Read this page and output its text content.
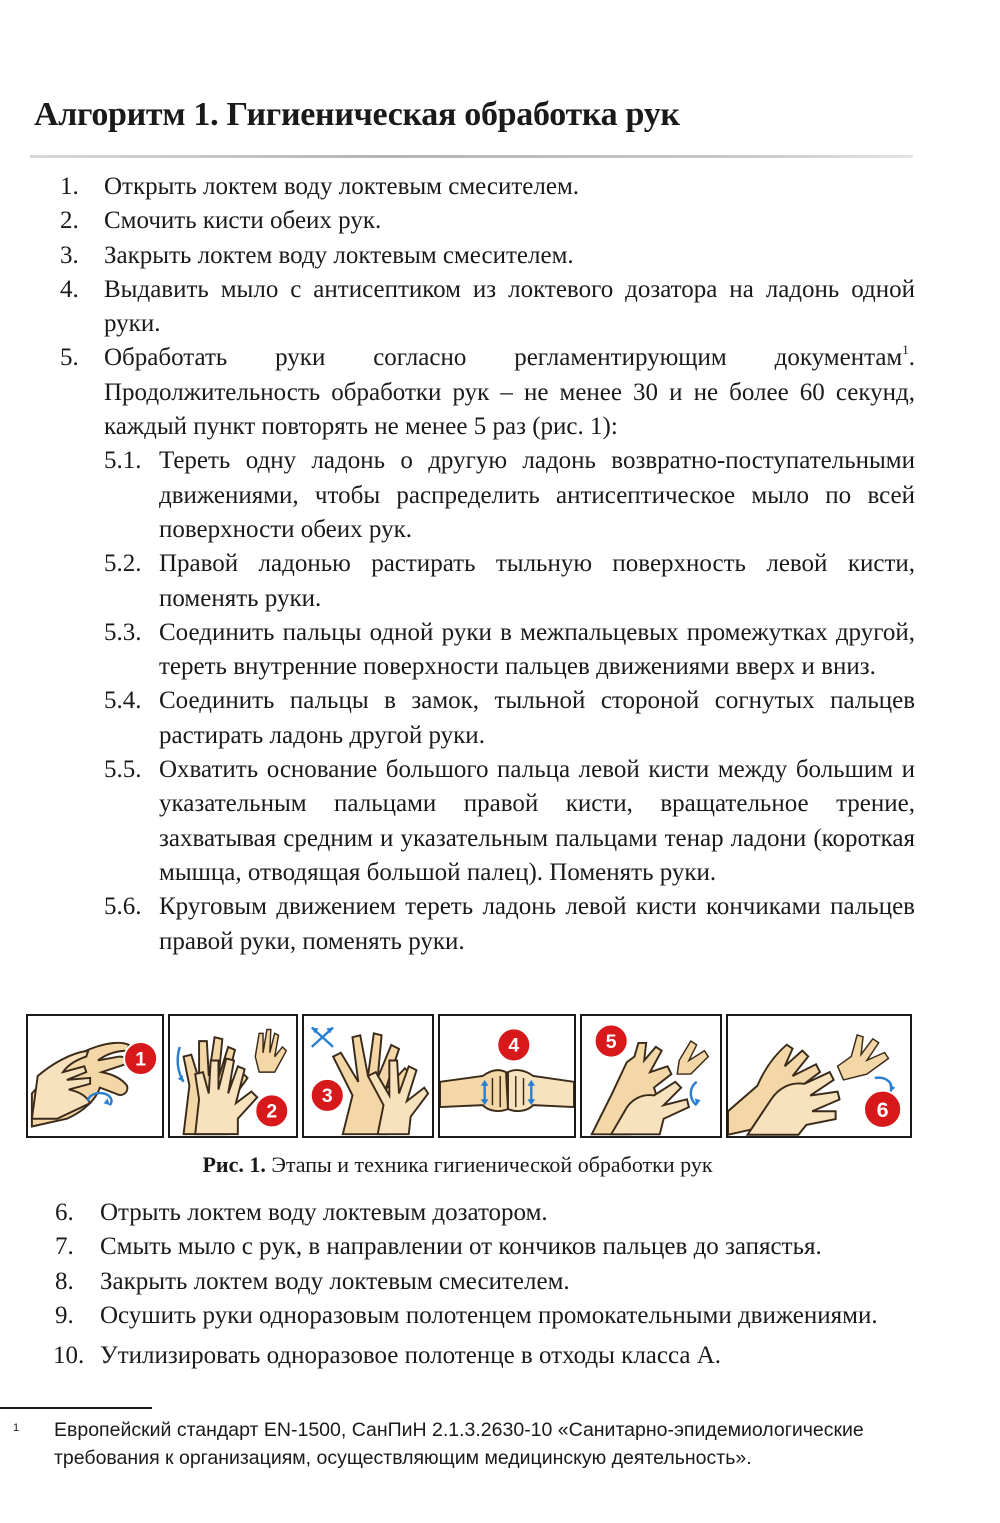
Алгоритм 1. Гигиеническая обработка рук
1. Открыть локтем воду локтевым смесителем.
2. Смочить кисти обеих рук.
3. Закрыть локтем воду локтевым смесителем.
4. Выдавить мыло с антисептиком из локтевого дозатора на ладонь одной руки.
5. Обработать руки согласно регламентирующим документам$^1$. Продолжительность обработки рук – не менее 30 и не более 60 секунд, каждый пункт повторять не менее 5 раз (рис. 1):
5.1. Тереть одну ладонь о другую ладонь возвратно-поступательными движениями, чтобы распределить антисептическое мыло по всей поверхности обеих рук.
5.2. Правой ладонью растирать тыльную поверхность левой кисти, поменять руки.
5.3. Соединить пальцы одной руки в межпальцевых промежутках другой, тереть внутренние поверхности пальцев движениями вверх и вниз.
5.4. Соединить пальцы в замок, тыльной стороной согнутых пальцев растирать ладонь другой руки.
5.5. Охватить основание большого пальца левой кисти между большим и указательным пальцами правой кисти, вращательное трение, захватывая средним и указательным пальцами тенар ладони (короткая мышца, отводящая большой палец). Поменять руки.
5.6. Круговым движением тереть ладонь левой кисти кончиками пальцев правой руки, поменять руки.
1
2
3
4	5
6
Рис. 1. Этапы и техника гигиенической обработки рук
6. Отрыть локтем воду локтевым дозатором.
7. Смыть мыло с рук, в направлении от кончиков пальцев до запястья.
8. Закрыть локтем воду локтевым смесителем.
9. Осушить руки одноразовым полотенцем промокательными движениями.
10. Утилизировать одноразовое полотенце в отходы класса А.
1	Европейский стандарт EN-1500, СанПиН 2.1.3.2630-10 «Санитарно-эпидемиологические требования к организациям, осуществляющим медицинскую деятельность».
--
» **Your goal**: The records above need to be given again exactly. Omit the pictures.

» **Task answer**:
Read this page and output its text content.
Алгоритм 1. Гигиеническая обработка рук
1. Открыть локтем воду локтевым смесителем.
2. Смочить кисти обеих рук.
3. Закрыть локтем воду локтевым смесителем.
4. Выдавить мыло с антисептиком из локтевого дозатора на ладонь одной руки.
5. Обработать руки согласно регламентирующим документам$^1$. Продолжительность обработки рук – не менее 30 и не более 60 секунд, каждый пункт повторять не менее 5 раз (рис. 1):
5.1. Тереть одну ладонь о другую ладонь возвратно-поступательными движениями, чтобы распределить антисептическое мыло по всей поверхности обеих рук.
5.2. Правой ладонью растирать тыльную поверхность левой кисти, поменять руки.
5.3. Соединить пальцы одной руки в межпальцевых промежутках другой, тереть внутренние поверхности пальцев движениями вверх и вниз.
5.4. Соединить пальцы в замок, тыльной стороной согнутых пальцев растирать ладонь другой руки.
5.5. Охватить основание большого пальца левой кисти между большим и указательным пальцами правой кисти, вращательное трение, захватывая средним и указательным пальцами тенар ладони (короткая мышца, отводящая большой палец). Поменять руки.
5.6. Круговым движением тереть ладонь левой кисти кончиками пальцев правой руки, поменять руки.
1
2
3
4	5
6
Рис. 1. Этапы и техника гигиенической обработки рук
6. Отрыть локтем воду локтевым дозатором.
7. Смыть мыло с рук, в направлении от кончиков пальцев до запястья.
8. Закрыть локтем воду локтевым смесителем.
9. Осушить руки одноразовым полотенцем промокательными движениями.
10. Утилизировать одноразовое полотенце в отходы класса А.
1	Европейский стандарт EN-1500, СанПиН 2.1.3.2630-10 «Санитарно-эпидемиологические требования к организациям, осуществляющим медицинскую деятельность».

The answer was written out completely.